BEGIN PASSAGE SHOWN

First, a vertical comparison with its backbone reveals the sustained effectiveness of our core paradigm in a large-scale setting. Even in this complex, high-dimensional environment, FE-iTransformer (MAE 24.02) achieves a remarkable 19.1% reduction in Mean Absolute Error compared to the vanilla iTransformer (MAE 29.68). This provides compelling evidence that the global context vector distilled by the FEM is a robust and scalable mechanism, capable of significantly enhancing the underlying predictor’s capabilities even when faced with intricate, large-scale spatio-temporal dynamics.

Second, a horizontal comparison across different model families highlights the architectural advantages of our approach. We observe that while simple linear models like DLinear show surprisingly competitive performance, they likely benefit from mitigating overfitting on long-horizon tasks but may lack the capacity to capture complex non-linearities. On the other hand, sophisticated Transformer variants such as Autoformer and PatchTST do not exhibit a clear advantage over the vanilla Transformer or even iTransformer in this specific task, with their MAE scores clustering in the 28–30 range. This suggests that their specialized attention mechanisms or patching strategies, while effective in other domains, may not be optimally suited for capturing the unique, multi-faceted dependencies of traffic flow data at this scale.

END PASSAGE SHOWN
BEGIN GIVEN RECORDS

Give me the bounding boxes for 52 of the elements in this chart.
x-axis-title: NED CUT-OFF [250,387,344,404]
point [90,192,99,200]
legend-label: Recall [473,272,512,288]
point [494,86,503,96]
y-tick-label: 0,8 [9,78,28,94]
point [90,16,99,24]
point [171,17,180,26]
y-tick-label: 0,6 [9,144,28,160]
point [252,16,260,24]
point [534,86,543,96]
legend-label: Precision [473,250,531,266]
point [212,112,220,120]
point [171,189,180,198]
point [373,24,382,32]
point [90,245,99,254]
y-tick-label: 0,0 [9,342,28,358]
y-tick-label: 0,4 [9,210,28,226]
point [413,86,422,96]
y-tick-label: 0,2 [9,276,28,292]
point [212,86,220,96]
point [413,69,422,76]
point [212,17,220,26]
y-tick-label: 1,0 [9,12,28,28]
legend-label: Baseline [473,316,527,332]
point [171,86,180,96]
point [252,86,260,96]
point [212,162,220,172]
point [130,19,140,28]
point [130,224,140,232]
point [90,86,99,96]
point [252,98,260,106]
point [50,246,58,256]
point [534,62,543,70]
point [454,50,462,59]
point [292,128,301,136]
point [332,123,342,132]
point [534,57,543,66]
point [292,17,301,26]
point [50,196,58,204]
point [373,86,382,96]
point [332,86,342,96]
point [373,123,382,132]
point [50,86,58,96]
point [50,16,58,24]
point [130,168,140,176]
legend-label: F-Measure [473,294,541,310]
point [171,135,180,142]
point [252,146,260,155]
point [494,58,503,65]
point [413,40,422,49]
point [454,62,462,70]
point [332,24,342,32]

END GIVEN RECORDS
BEGIN GIVEN RECORDS

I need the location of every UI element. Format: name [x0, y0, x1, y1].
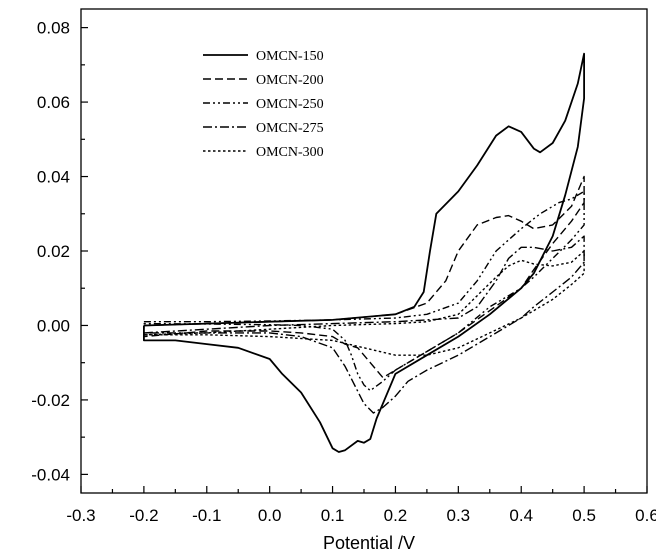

END GIVEN RECORDS
BEGIN GIVEN RECORDS

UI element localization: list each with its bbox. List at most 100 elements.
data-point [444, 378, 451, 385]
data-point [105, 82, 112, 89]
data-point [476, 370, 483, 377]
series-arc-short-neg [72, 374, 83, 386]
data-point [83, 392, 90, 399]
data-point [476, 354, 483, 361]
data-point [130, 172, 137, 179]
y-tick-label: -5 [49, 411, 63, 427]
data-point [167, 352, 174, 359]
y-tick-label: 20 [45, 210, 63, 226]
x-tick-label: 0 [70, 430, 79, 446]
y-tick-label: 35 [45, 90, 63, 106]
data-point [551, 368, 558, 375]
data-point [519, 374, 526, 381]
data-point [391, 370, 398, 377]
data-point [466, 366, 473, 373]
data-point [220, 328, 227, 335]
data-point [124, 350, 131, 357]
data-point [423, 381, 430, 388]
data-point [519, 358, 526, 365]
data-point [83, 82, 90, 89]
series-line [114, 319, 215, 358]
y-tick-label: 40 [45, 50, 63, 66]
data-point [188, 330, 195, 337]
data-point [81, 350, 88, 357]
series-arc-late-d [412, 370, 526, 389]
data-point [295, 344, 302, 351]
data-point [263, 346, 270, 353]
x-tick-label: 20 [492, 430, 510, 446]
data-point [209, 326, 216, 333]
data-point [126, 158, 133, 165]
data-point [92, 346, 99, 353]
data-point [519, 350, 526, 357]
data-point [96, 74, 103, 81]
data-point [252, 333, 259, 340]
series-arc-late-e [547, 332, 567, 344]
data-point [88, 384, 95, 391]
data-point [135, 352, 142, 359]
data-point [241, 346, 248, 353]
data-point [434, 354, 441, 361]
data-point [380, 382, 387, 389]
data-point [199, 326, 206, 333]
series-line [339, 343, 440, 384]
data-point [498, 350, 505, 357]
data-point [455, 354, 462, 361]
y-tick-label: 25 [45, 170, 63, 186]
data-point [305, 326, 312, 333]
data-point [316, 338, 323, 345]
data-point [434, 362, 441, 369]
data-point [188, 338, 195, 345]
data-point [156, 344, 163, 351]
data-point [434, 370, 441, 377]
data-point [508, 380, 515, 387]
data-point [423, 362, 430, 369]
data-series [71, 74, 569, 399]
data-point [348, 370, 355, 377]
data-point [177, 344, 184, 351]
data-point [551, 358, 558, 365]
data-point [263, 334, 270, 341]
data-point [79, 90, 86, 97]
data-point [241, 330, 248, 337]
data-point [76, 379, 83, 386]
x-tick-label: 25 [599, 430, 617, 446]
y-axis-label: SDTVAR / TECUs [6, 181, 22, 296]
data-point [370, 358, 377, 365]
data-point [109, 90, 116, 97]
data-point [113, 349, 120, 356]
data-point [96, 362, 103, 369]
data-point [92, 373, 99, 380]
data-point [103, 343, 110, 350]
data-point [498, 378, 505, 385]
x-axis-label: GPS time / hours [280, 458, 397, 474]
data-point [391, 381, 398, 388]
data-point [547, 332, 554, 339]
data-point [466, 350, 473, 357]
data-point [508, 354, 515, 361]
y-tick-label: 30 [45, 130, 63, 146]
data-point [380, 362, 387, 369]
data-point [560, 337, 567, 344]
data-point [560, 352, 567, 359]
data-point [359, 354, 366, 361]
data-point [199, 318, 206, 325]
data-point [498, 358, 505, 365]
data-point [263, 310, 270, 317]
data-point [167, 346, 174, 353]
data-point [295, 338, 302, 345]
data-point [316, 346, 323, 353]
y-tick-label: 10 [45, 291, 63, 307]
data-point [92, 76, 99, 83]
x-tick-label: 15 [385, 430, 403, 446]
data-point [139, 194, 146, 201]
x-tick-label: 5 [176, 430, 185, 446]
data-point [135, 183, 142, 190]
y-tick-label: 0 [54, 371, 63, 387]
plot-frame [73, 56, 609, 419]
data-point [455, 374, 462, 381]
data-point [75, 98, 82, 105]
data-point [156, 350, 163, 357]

END GIVEN RECORDS

Reproduce a portion of the model-comparison passage verbatim, beginning at the words "First, a vertical" and stopping after the words "large-scale spatio-temporal dynamics.". The records were drawn from a separate source and bear no relation to the model-comparison passage.

First, a vertical comparison with its backbone reveals the sustained effectiveness of our core paradigm in a large-scale setting. Even in this complex, high-dimensional environment, FE-iTransformer (MAE 24.02) achieves a remarkable 19.1% reduction in Mean Absolute Error compared to the vanilla iTransformer (MAE 29.68). This provides compelling evidence that the global context vector distilled by the FEM is a robust and scalable mechanism, capable of significantly enhancing the underlying predictor’s capabilities even when faced with intricate, large-scale spatio-temporal dynamics.